━━ DOCUMENT EXCERPT

Create a Voice API application

Use the CLI to create a Voice API application with the webhooks that will be responsible for answering a call on your Nexmo number (/webhooks/answer) and logging call events (/webhooks/events), respectively.

These webhooks need to be accessible by Nexmo's servers, so in this tutorial you will use ngrok to expose your local development environment to the public Internet. This blog post explains how to install and run ngrok.

Run ngrok using the following command:

ngrok http 3000

Make a note of the temporary host name that ngrok provides and use it in place of example.com in the following command:

nexmo app:create "My Echo Server" https://example.com/webhooks/answer https://example.com/webhooks/events

The command returns an application ID (which you should make a note of) and your public key information (which you can safely ignore for the purposes of this tutorial).

You need to link your Nexmo number to the Voice API application that you just created. Use the following command:

nexmo link:app NEXMO_NUMBER NEXMO_APPLICATION_ID

You're now ready to write your application code.

Create the project

Make a directory for your application, cd into the directory and then create a file called server.py to contain your application code.

━━━━
━━ ENTRIES SHOWN

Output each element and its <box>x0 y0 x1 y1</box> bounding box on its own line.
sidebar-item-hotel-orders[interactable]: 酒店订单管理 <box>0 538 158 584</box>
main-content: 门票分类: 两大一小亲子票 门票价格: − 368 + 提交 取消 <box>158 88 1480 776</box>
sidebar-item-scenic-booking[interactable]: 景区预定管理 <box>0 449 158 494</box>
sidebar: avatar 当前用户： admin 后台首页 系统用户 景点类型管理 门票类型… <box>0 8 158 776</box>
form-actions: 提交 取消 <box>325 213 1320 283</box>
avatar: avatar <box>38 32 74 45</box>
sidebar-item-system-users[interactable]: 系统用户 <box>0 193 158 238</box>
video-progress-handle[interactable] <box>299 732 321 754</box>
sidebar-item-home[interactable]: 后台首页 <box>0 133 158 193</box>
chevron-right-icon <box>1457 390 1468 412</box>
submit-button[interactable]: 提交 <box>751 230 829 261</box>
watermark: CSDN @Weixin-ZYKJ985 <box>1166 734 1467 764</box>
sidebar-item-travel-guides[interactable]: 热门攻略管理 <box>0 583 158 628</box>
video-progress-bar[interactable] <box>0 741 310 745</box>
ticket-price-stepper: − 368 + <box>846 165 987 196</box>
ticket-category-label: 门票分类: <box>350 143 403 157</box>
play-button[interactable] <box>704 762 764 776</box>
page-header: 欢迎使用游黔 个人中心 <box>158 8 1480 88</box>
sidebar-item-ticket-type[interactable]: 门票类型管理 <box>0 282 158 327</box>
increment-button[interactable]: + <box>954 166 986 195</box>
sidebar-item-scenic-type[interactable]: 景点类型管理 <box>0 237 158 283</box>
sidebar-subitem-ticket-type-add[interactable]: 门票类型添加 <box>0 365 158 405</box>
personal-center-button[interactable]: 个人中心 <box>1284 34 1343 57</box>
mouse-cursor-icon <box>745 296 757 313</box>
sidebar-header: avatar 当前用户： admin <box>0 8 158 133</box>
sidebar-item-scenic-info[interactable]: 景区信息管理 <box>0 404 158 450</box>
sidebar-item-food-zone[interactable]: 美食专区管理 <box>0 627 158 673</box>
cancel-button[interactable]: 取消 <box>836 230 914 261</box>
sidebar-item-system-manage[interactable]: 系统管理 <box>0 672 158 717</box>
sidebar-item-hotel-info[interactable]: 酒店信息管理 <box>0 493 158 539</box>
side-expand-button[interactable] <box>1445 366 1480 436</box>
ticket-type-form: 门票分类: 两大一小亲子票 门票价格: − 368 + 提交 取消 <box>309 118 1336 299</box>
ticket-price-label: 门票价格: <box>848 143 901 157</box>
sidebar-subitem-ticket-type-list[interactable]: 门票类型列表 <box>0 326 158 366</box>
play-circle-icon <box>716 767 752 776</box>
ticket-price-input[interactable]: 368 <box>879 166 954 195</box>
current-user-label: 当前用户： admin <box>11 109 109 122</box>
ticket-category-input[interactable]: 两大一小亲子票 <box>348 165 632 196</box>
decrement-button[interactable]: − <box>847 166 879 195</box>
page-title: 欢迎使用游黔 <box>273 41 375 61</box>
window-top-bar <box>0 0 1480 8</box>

━━━━

=== PROBLEM 1 ===
In the Voice API tutorial, what command starts ngrok?
=== PROBLEM 2 ===
From the Voice API tutorial, extract everything from "You need to" down to "contain your application code.".
=== PROBLEM 3 ===
Write what comes next in the Voice API tutorial, picking up after its final sentence.

=== RESULT 1 ===
ngrok http 3000

=== RESULT 2 ===
You need to link your Nexmo number to the Voice API application that you just created. Use the following command:

nexmo link:app NEXMO_NUMBER NEXMO_APPLICATION_ID

You're now ready to write your application code.

Create the project

Make a directory for your application, cd into the directory and then create a file called server.py to contain your application code.

=== RESULT 3 ===
Then, install the Flask, Flask-Sockets and gevent (a networking library that Flask-Sockets depends on) modules:

$ pip3 install Flask gevent Flask-Sockets

Write your answer webhook

When Nexmo receives an inbound call on your virtual number, it will make a request to your /webhooks/answer route. This route should accept an HTTP GET request and return a Nexmo Call Control Object (NCCO) that tells Nexmo how to handle the call.

Your NCCO should use the text action to greet the caller, and the connect action to connect the call to your webhook endpoint:

#!/usr/bin/env python3
from flask import Flask, request, jsonify
from flask_sockets import Sockets

app = Flask(__name__)
sockets = Sockets(app)


@app.route("/ncco")
def answer_call():
    ncco = [
        {
            "action": "talk",
            "text": "Please wait while we connect you to the echo server",
        },
        {
            "action": "connect",
            "from": "NexmoTest",
            "endpoint": [
                {
                    "type": "websocket",
                    "uri": "wss://{0}/socket".format(request.host),
                    "content-type": "audio/l16;rate=16000",
                }
            ],
        },
    ]

    return jsonify(ncco)

The type of endpoint is websocket, the uri is the /socket route where your WebSocket server will be accessible and the content-type specifies the audio quality.

Write your event webhook

Stub out a webhook that Nexmo's servers can call to update you about call events. We won't use the request data in this tutorial, so just return an HTTP 200 response (success):

@app.route("/webhooks/event", methods=["POST"])
def events():
    return "200"

Nexmo makes a POST request to this endpoint every time the call status changes.

Create the WebSocket

Create a route handler for the /socket route. This listens for a message event which is raised every time the WebSocket receives audio from the call. Your application should respond by echoing the audio back to the caller with the send() method:

@sockets.route("/socket", methods=["GET"])
def echo_socket(ws):
    while not ws.closed:
        message = ws.receive()
        ws.send(message)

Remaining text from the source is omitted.